# PROVIDED INFORMATION start

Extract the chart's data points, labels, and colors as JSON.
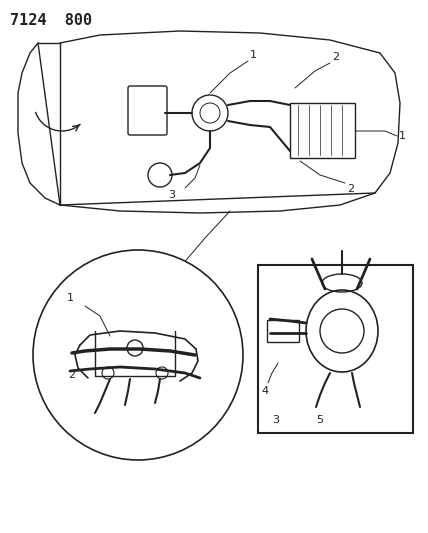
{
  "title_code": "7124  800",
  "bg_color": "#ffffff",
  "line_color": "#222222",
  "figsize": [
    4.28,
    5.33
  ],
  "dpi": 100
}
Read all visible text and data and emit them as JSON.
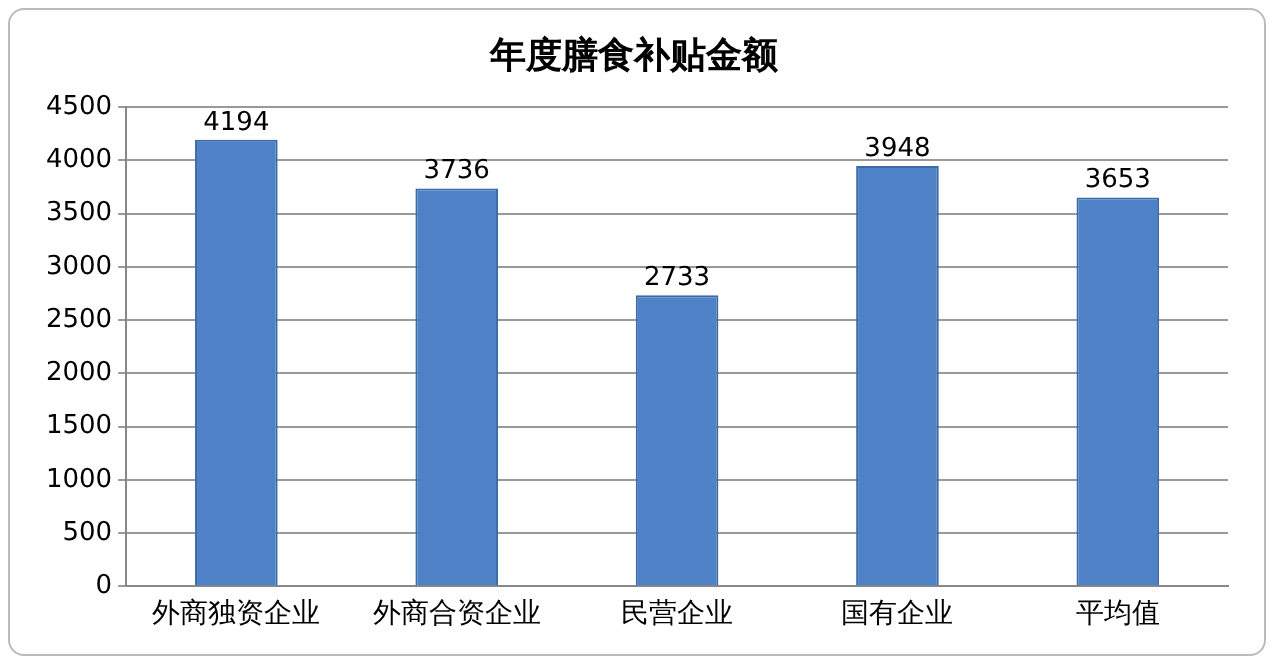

# PROVIDED INFORMATION end
# PROVIDED INFORMATION start

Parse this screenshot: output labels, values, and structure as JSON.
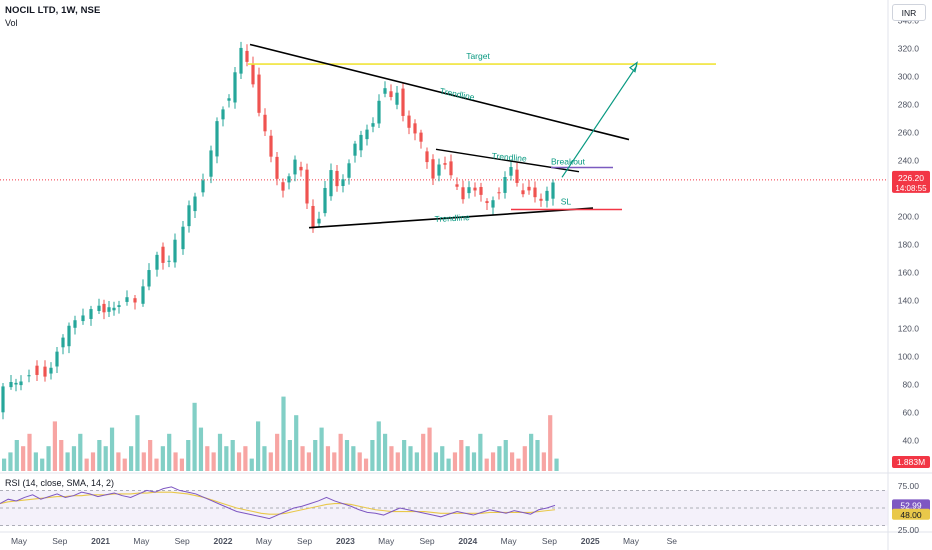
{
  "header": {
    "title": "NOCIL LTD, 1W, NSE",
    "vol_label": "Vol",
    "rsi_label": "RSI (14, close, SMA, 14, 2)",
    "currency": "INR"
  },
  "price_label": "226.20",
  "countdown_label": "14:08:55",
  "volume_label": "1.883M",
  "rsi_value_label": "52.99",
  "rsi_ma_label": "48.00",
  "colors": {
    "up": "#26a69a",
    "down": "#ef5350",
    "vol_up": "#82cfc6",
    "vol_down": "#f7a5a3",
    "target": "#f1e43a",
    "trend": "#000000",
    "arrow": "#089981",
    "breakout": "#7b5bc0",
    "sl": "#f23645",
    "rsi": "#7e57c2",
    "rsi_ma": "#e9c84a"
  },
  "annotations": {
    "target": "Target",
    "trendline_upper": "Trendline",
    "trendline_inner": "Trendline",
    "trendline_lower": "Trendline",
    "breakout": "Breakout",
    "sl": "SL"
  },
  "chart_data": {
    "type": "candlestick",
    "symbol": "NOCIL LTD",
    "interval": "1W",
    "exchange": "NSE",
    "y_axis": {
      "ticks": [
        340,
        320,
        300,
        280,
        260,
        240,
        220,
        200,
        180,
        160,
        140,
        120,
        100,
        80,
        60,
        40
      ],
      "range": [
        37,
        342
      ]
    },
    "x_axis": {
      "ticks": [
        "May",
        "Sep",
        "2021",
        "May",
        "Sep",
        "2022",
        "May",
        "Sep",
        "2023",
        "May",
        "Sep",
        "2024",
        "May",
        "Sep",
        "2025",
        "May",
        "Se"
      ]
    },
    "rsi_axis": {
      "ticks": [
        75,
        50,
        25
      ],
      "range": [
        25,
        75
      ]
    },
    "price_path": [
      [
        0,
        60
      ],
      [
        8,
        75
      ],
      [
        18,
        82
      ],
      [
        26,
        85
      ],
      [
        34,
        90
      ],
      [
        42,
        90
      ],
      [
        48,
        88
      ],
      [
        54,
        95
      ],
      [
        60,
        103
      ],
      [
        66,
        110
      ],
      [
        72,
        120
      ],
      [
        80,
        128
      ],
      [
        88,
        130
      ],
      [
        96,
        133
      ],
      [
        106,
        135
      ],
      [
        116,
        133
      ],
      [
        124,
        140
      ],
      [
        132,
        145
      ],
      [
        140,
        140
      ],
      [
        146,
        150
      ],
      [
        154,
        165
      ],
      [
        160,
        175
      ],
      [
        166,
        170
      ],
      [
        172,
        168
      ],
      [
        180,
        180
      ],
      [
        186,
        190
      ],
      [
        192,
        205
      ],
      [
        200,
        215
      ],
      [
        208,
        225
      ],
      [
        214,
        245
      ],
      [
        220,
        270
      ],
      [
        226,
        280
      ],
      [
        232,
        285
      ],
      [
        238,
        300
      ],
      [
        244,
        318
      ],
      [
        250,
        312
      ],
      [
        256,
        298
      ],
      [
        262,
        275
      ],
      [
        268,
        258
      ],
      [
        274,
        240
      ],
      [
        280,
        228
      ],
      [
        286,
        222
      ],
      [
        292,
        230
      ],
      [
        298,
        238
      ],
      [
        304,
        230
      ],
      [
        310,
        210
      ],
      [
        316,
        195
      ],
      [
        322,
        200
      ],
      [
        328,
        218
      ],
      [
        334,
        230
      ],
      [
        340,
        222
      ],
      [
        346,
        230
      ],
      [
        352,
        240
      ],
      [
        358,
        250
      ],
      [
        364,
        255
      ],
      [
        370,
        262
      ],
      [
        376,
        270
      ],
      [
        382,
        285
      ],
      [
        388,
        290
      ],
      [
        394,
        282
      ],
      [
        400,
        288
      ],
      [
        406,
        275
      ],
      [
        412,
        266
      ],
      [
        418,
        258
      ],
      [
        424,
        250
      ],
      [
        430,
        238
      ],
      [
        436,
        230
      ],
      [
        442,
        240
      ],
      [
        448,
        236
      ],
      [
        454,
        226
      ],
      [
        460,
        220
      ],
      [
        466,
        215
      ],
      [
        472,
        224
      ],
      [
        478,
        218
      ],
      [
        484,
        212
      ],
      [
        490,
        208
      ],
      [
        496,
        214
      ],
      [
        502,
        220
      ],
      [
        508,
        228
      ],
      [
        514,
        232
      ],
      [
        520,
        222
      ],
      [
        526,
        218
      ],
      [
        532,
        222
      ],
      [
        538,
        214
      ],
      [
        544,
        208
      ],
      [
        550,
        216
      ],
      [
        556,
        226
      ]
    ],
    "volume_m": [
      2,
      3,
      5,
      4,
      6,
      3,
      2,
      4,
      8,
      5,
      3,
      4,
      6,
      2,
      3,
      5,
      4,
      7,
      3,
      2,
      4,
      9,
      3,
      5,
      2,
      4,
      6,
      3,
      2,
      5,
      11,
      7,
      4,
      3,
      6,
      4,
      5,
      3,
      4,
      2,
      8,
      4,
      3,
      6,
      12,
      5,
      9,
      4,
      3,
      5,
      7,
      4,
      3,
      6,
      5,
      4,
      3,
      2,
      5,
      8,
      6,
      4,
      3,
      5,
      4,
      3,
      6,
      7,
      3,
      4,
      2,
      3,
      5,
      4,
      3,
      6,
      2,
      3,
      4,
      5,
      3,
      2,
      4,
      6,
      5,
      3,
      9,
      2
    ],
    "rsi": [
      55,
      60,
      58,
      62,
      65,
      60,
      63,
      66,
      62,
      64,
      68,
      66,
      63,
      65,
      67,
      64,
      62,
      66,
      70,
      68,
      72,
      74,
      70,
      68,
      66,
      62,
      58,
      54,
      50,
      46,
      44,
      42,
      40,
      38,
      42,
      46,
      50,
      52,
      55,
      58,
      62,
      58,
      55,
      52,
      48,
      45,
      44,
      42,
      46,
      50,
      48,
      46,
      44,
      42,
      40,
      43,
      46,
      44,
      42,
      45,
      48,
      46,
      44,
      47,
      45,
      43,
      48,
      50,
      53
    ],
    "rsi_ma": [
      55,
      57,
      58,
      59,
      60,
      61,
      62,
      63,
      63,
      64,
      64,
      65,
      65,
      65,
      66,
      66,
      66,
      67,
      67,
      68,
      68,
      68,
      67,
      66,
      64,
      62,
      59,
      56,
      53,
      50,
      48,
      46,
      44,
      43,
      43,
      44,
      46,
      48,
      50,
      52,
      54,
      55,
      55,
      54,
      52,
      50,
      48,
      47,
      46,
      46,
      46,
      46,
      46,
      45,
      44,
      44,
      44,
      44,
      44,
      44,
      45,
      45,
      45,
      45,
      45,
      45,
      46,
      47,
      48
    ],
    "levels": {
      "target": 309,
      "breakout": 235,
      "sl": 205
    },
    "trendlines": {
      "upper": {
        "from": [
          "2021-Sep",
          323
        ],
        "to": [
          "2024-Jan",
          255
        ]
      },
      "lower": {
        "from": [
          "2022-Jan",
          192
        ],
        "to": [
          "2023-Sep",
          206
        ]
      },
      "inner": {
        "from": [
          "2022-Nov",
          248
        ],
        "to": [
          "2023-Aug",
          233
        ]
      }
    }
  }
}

# PROVIDED INFORMATION end

Your first line is the one with "Extract the chart's", and your last is the one with "Read all visible". Copy those and every line between them exactly, without any pictures.

Extract the chart's data points, labels, and colors as JSON.
{
  "title_code": "7124  800",
  "bg_color": "#ffffff",
  "line_color": "#222222",
  "figsize": [
    4.28,
    5.33
  ],
  "dpi": 100
}
Read all visible text and data and emit them as JSON.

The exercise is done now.